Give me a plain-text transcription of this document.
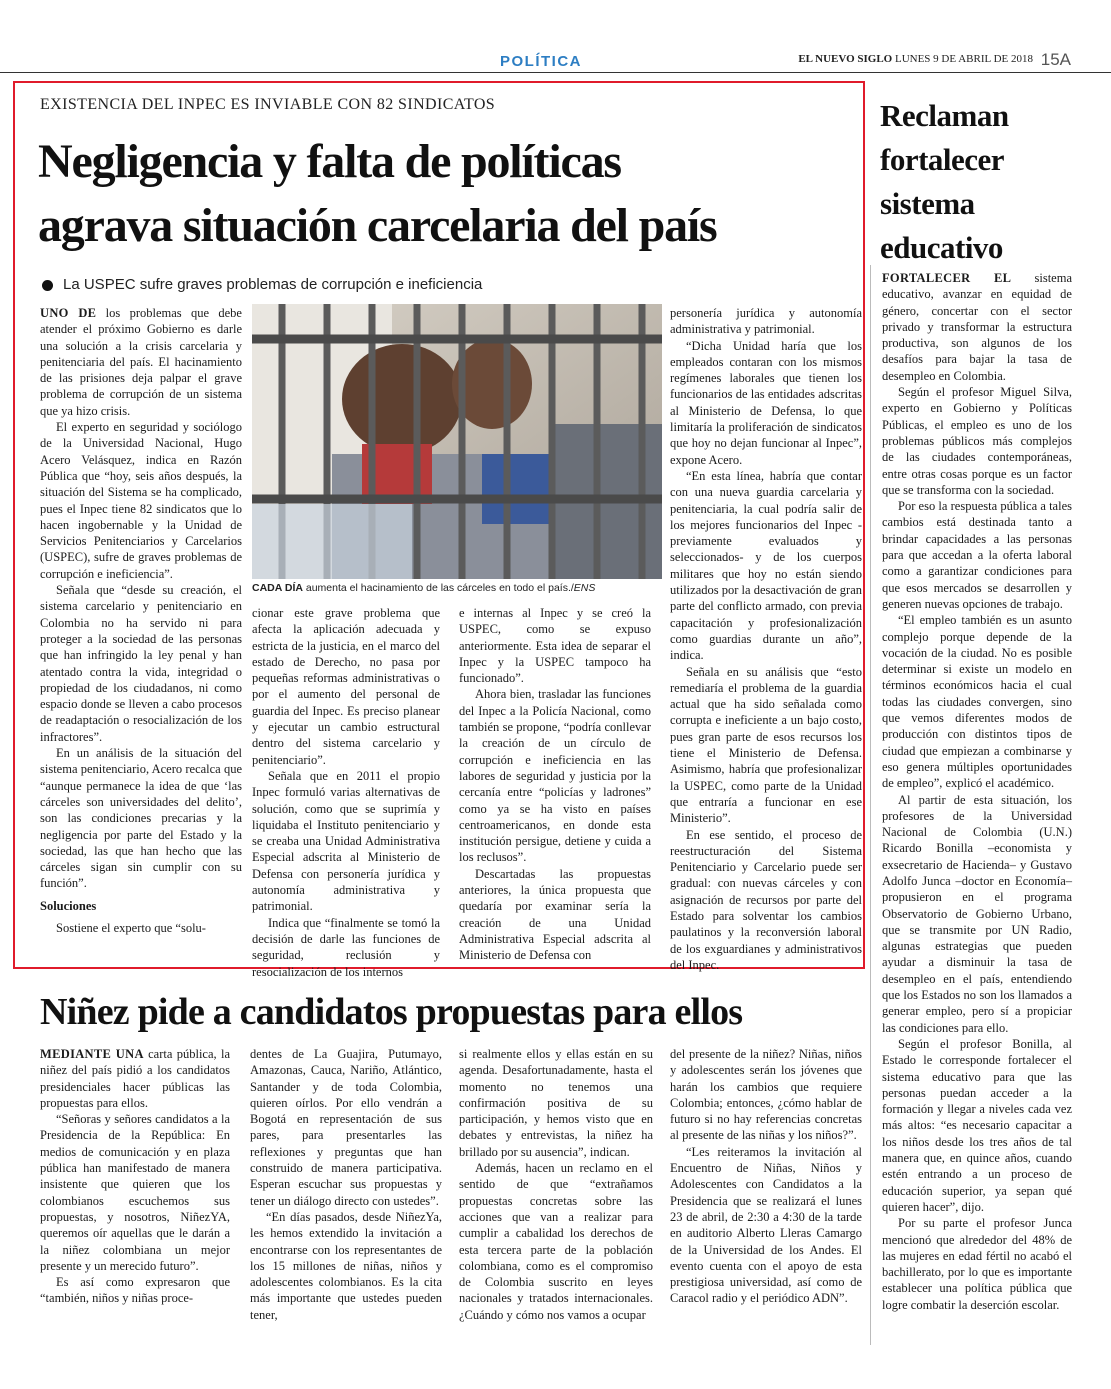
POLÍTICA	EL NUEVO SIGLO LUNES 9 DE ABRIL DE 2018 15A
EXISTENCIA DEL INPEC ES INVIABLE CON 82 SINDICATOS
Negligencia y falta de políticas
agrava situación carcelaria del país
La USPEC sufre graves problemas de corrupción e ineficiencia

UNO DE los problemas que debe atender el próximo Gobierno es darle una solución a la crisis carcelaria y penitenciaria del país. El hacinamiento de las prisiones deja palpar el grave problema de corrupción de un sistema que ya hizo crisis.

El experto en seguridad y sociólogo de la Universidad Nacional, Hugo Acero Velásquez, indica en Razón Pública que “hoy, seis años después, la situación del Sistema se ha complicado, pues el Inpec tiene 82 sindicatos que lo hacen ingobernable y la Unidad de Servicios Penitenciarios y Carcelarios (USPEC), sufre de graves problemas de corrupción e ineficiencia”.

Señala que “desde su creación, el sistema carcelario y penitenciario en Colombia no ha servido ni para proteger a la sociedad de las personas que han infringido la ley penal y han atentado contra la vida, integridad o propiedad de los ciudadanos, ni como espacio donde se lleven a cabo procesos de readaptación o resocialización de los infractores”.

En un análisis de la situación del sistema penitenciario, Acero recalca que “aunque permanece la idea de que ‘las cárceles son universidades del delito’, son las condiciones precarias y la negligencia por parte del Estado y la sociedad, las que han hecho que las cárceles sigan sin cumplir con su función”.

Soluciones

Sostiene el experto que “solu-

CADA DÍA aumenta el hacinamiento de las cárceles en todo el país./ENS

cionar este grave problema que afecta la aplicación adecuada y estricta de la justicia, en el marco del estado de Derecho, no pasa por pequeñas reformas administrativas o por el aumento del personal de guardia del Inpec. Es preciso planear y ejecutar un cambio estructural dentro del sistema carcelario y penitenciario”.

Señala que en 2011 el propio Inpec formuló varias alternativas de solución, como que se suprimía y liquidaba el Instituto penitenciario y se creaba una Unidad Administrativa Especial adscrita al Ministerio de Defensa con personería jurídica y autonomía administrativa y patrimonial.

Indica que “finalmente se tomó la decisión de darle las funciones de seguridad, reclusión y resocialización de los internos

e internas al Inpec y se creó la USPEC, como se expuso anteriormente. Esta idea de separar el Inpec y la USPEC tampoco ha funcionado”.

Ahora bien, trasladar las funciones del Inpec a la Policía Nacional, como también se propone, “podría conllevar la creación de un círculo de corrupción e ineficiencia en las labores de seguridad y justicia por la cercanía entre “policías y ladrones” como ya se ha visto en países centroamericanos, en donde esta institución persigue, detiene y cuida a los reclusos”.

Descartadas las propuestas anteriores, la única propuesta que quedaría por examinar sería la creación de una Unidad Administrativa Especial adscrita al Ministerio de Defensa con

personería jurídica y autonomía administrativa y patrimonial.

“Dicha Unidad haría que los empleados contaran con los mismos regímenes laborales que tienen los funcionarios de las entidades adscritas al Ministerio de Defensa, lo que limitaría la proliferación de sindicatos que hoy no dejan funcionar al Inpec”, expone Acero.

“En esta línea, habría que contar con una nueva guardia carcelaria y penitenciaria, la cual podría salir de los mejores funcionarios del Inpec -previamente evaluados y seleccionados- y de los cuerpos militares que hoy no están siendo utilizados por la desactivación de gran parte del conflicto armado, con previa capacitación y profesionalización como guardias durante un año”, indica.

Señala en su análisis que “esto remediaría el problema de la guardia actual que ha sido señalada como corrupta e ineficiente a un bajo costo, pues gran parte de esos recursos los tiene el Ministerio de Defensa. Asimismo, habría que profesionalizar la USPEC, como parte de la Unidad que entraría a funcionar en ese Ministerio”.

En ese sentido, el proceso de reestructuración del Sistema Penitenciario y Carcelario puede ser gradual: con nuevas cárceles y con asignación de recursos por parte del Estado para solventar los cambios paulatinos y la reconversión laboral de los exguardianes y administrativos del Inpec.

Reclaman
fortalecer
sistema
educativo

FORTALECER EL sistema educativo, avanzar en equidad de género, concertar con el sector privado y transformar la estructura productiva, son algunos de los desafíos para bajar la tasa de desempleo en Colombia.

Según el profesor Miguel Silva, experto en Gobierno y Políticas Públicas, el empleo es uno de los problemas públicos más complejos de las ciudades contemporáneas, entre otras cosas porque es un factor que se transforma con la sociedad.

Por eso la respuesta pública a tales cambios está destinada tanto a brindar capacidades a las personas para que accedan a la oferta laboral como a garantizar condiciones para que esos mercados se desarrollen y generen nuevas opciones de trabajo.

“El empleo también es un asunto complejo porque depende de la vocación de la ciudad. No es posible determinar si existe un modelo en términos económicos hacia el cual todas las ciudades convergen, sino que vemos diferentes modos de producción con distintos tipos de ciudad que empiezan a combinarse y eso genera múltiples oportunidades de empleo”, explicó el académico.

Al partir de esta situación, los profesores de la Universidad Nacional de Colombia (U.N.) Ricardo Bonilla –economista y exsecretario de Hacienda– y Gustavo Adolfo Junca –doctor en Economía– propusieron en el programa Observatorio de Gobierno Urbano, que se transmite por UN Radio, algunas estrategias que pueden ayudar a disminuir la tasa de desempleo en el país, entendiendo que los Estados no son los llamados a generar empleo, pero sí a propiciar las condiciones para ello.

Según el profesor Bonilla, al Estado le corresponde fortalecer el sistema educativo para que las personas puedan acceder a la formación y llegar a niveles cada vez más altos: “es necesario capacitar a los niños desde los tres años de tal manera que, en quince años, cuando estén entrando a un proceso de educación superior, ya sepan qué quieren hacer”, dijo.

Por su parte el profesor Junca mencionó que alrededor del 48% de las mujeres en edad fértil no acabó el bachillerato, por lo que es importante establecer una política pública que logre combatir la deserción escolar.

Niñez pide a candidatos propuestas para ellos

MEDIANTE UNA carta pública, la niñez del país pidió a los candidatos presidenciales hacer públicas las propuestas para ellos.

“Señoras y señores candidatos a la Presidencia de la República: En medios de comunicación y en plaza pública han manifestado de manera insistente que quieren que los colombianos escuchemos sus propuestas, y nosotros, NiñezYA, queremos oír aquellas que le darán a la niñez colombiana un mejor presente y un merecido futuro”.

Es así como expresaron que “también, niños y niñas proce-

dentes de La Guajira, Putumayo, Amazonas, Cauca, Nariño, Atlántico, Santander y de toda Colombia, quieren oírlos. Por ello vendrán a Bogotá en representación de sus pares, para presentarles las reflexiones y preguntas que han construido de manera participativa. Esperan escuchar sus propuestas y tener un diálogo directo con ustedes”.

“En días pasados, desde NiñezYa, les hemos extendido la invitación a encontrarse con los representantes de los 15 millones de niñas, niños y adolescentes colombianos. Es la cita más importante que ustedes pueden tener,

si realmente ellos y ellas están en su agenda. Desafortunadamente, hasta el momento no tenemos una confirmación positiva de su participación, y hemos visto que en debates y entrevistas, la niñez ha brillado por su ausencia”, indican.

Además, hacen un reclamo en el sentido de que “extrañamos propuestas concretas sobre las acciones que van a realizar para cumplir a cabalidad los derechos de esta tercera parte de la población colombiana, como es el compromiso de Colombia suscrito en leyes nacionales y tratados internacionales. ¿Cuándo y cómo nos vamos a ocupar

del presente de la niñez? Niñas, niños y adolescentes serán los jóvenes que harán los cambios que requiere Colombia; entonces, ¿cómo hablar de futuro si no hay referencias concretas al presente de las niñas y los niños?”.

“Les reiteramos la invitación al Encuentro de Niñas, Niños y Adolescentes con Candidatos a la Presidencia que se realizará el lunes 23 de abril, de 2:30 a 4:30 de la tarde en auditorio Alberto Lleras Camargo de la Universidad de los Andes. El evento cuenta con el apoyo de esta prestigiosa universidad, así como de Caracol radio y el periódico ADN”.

• • • • • • •

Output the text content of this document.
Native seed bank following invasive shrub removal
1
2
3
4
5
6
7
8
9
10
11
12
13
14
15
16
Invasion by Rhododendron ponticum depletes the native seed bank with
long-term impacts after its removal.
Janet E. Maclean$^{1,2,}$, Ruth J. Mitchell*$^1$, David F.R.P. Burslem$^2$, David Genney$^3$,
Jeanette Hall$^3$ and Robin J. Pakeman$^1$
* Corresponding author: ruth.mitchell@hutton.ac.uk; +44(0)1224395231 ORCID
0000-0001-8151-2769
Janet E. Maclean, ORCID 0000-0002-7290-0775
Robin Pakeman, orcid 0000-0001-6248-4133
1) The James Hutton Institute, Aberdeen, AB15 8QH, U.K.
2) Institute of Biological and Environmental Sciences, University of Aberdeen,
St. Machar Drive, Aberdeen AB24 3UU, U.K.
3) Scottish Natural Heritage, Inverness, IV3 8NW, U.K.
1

• • • • • • •

Give the number of lines above in which the word "Especial" occurs, with nothing else.

Task response:
2